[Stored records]

________

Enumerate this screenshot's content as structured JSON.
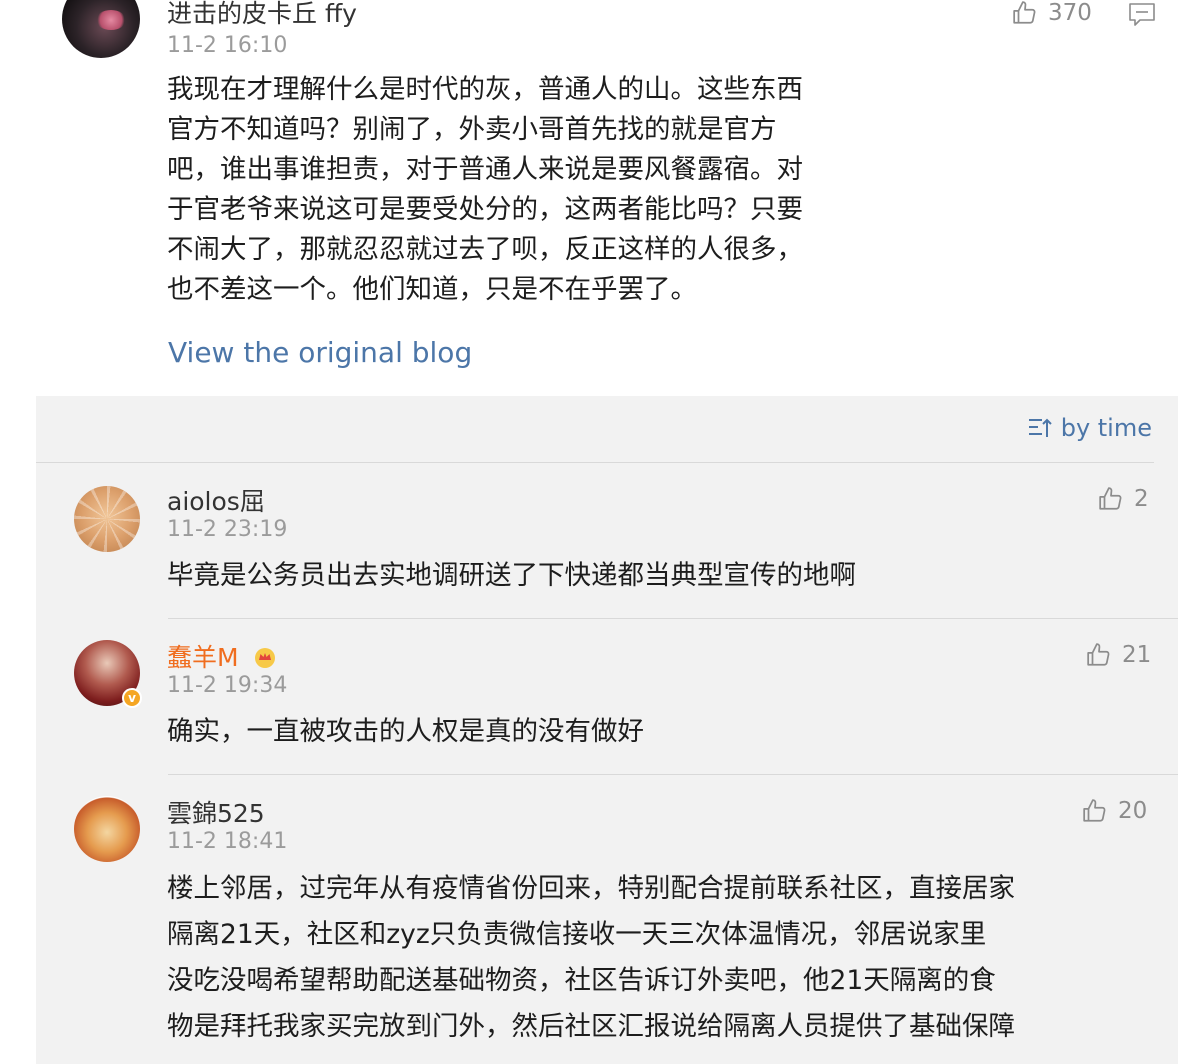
{
  "main_comment": {
    "username": "进击的皮卡丘 ffy",
    "time": "11-2 16:10",
    "likes": "370",
    "lines": [
      "我现在才理解什么是时代的灰，普通人的山。这些东西",
      "官方不知道吗？别闹了，外卖小哥首先找的就是官方",
      "吧，谁出事谁担责，对于普通人来说是要风餐露宿。对",
      "于官老爷来说这可是要受处分的，这两者能比吗？只要",
      "不闹大了，那就忍忍就过去了呗，反正这样的人很多，",
      "也不差这一个。他们知道，只是不在乎罢了。"
    ],
    "view_link": "View the original blog"
  },
  "replies": {
    "sort_label": "by time",
    "items": [
      {
        "username": "aiolos屈",
        "time": "11-2 23:19",
        "likes": "2",
        "lines": [
          "毕竟是公务员出去实地调研送了下快递都当典型宣传的地啊"
        ]
      },
      {
        "username": "蠢羊M",
        "time": "11-2 19:34",
        "likes": "21",
        "verified_badge": "v",
        "username_color": "#f06d1f",
        "lines": [
          "确实，一直被攻击的人权是真的没有做好"
        ]
      },
      {
        "username": "雲錦525",
        "time": "11-2 18:41",
        "likes": "20",
        "lines": [
          "楼上邻居，过完年从有疫情省份回来，特别配合提前联系社区，直接居家",
          "隔离21天，社区和zyz只负责微信接收一天三次体温情况，邻居说家里",
          "没吃没喝希望帮助配送基础物资，社区告诉订外卖吧，他21天隔离的食",
          "物是拜托我家买完放到门外，然后社区汇报说给隔离人员提供了基础保障"
        ]
      }
    ]
  },
  "colors": {
    "link": "#4c76a8",
    "reply_bg": "#f2f2f2",
    "vip_name": "#f06d1f"
  },
  "icons": [
    "thumbs-up-icon",
    "reply-comment-icon",
    "sort-icon",
    "crown-icon",
    "verified-icon"
  ]
}
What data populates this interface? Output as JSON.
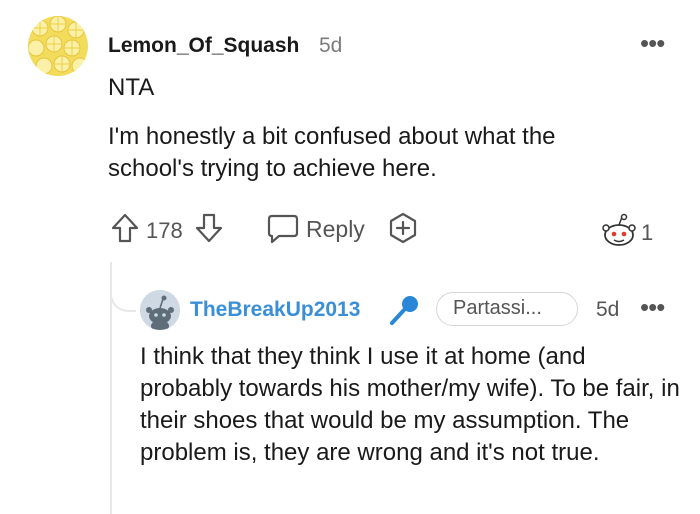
{
  "comment": {
    "username": "Lemon_Of_Squash",
    "time": "5d",
    "lines": [
      "NTA",
      "I'm honestly a bit confused about what the",
      "school's trying to achieve here."
    ],
    "votes": "178",
    "reply_label": "Reply",
    "award_count": "1",
    "more": "•••"
  },
  "reply": {
    "username": "TheBreakUp2013",
    "flair": "Partassi...",
    "time": "5d",
    "more": "•••",
    "text": "I think that they think I use it at home (and probably towards his mother/my wife). To be fair, in their shoes that would be my assumption. The problem is, they are wrong and it's not true."
  },
  "icons": {
    "upvote": "upvote-arrow-icon",
    "downvote": "downvote-arrow-icon",
    "reply": "speech-bubble-icon",
    "award": "plus-circle-icon",
    "snoo": "snoo-award-icon",
    "mic": "microphone-icon"
  },
  "colors": {
    "username_blue": "#3a8fd6",
    "mic_blue": "#2a86d6",
    "lemon": "#f2d64a"
  }
}
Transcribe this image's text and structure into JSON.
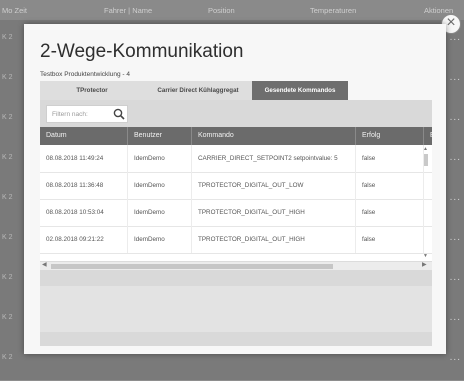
{
  "background": {
    "columns": [
      "Mo Zeit",
      "Fahrer | Name",
      "Position",
      "Temperaturen",
      "Aktionen"
    ],
    "row_prefix": "K 2",
    "row_action": "...",
    "row_count": 9
  },
  "modal": {
    "title": "2-Wege-Kommunikation",
    "subtitle": "Testbox Produktentwicklung - 4",
    "close_glyph": "×",
    "tabs": [
      {
        "label": "TProtector",
        "active": false
      },
      {
        "label": "Carrier Direct Kühlaggregat",
        "active": false
      },
      {
        "label": "Gesendete Kommandos",
        "active": true
      }
    ],
    "filter": {
      "placeholder": "Filtern nach:",
      "value": "",
      "icon": "search-icon"
    },
    "table": {
      "columns": [
        "Datum",
        "Benutzer",
        "Kommando",
        "Erfolg",
        "Er"
      ],
      "rows": [
        [
          "08.08.2018 11:49:24",
          "IdemDemo",
          "CARRIER_DIRECT_SETPOINT2 setpointvalue: 5",
          "false"
        ],
        [
          "08.08.2018 11:36:48",
          "IdemDemo",
          "TPROTECTOR_DIGITAL_OUT_LOW",
          "false"
        ],
        [
          "08.08.2018 10:53:04",
          "IdemDemo",
          "TPROTECTOR_DIGITAL_OUT_HIGH",
          "false"
        ],
        [
          "02.08.2018 09:21:22",
          "IdemDemo",
          "TPROTECTOR_DIGITAL_OUT_HIGH",
          "false"
        ]
      ]
    },
    "scroll": {
      "up": "▲",
      "down": "▼",
      "left": "◀",
      "right": "▶"
    }
  },
  "colors": {
    "header_dark": "#6b6b6b",
    "active_tab": "#6e6e6e",
    "overlay": "#7d7d7d"
  }
}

________

[WORK TO COMPLETE]: Pictures in the records should not appear in your copy, but everything else must be transcribed exactly.

[CORRECT OUTPUT]:
Enumerate this screenshot's content as structured JSON.
{
  "main_comment": {
    "username": "进击的皮卡丘 ffy",
    "time": "11-2 16:10",
    "likes": "370",
    "lines": [
      "我现在才理解什么是时代的灰，普通人的山。这些东西",
      "官方不知道吗？别闹了，外卖小哥首先找的就是官方",
      "吧，谁出事谁担责，对于普通人来说是要风餐露宿。对",
      "于官老爷来说这可是要受处分的，这两者能比吗？只要",
      "不闹大了，那就忍忍就过去了呗，反正这样的人很多，",
      "也不差这一个。他们知道，只是不在乎罢了。"
    ],
    "view_link": "View the original blog"
  },
  "replies": {
    "sort_label": "by time",
    "items": [
      {
        "username": "aiolos屈",
        "time": "11-2 23:19",
        "likes": "2",
        "lines": [
          "毕竟是公务员出去实地调研送了下快递都当典型宣传的地啊"
        ]
      },
      {
        "username": "蠢羊M",
        "time": "11-2 19:34",
        "likes": "21",
        "verified_badge": "v",
        "username_color": "#f06d1f",
        "lines": [
          "确实，一直被攻击的人权是真的没有做好"
        ]
      },
      {
        "username": "雲錦525",
        "time": "11-2 18:41",
        "likes": "20",
        "lines": [
          "楼上邻居，过完年从有疫情省份回来，特别配合提前联系社区，直接居家",
          "隔离21天，社区和zyz只负责微信接收一天三次体温情况，邻居说家里",
          "没吃没喝希望帮助配送基础物资，社区告诉订外卖吧，他21天隔离的食",
          "物是拜托我家买完放到门外，然后社区汇报说给隔离人员提供了基础保障"
        ]
      }
    ]
  },
  "colors": {
    "link": "#4c76a8",
    "reply_bg": "#f2f2f2",
    "vip_name": "#f06d1f"
  },
  "icons": [
    "thumbs-up-icon",
    "reply-comment-icon",
    "sort-icon",
    "crown-icon",
    "verified-icon"
  ]
}
What data populates this interface? Output as JSON.
{
  "comment": {
    "username": "Lemon_Of_Squash",
    "time": "5d",
    "lines": [
      "NTA",
      "I'm honestly a bit confused about what the",
      "school's trying to achieve here."
    ],
    "votes": "178",
    "reply_label": "Reply",
    "award_count": "1",
    "more": "•••"
  },
  "reply": {
    "username": "TheBreakUp2013",
    "flair": "Partassi...",
    "time": "5d",
    "more": "•••",
    "text": "I think that they think I use it at home (and probably towards his mother/my wife). To be fair, in their shoes that would be my assumption. The problem is, they are wrong and it's not true."
  },
  "icons": {
    "upvote": "upvote-arrow-icon",
    "downvote": "downvote-arrow-icon",
    "reply": "speech-bubble-icon",
    "award": "plus-circle-icon",
    "snoo": "snoo-award-icon",
    "mic": "microphone-icon"
  },
  "colors": {
    "username_blue": "#3a8fd6",
    "mic_blue": "#2a86d6",
    "lemon": "#f2d64a"
  }
}
Transcribe this image's text and structure into JSON.
{
  "background": {
    "columns": [
      "Mo Zeit",
      "Fahrer | Name",
      "Position",
      "Temperaturen",
      "Aktionen"
    ],
    "row_prefix": "K 2",
    "row_action": "...",
    "row_count": 9
  },
  "modal": {
    "title": "2-Wege-Kommunikation",
    "subtitle": "Testbox Produktentwicklung - 4",
    "close_glyph": "×",
    "tabs": [
      {
        "label": "TProtector",
        "active": false
      },
      {
        "label": "Carrier Direct Kühlaggregat",
        "active": false
      },
      {
        "label": "Gesendete Kommandos",
        "active": true
      }
    ],
    "filter": {
      "placeholder": "Filtern nach:",
      "value": "",
      "icon": "search-icon"
    },
    "table": {
      "columns": [
        "Datum",
        "Benutzer",
        "Kommando",
        "Erfolg",
        "Er"
      ],
      "rows": [
        [
          "08.08.2018 11:49:24",
          "IdemDemo",
          "CARRIER_DIRECT_SETPOINT2 setpointvalue: 5",
          "false"
        ],
        [
          "08.08.2018 11:36:48",
          "IdemDemo",
          "TPROTECTOR_DIGITAL_OUT_LOW",
          "false"
        ],
        [
          "08.08.2018 10:53:04",
          "IdemDemo",
          "TPROTECTOR_DIGITAL_OUT_HIGH",
          "false"
        ],
        [
          "02.08.2018 09:21:22",
          "IdemDemo",
          "TPROTECTOR_DIGITAL_OUT_HIGH",
          "false"
        ]
      ]
    },
    "scroll": {
      "up": "▲",
      "down": "▼",
      "left": "◀",
      "right": "▶"
    }
  },
  "colors": {
    "header_dark": "#6b6b6b",
    "active_tab": "#6e6e6e",
    "overlay": "#7d7d7d"
  }
}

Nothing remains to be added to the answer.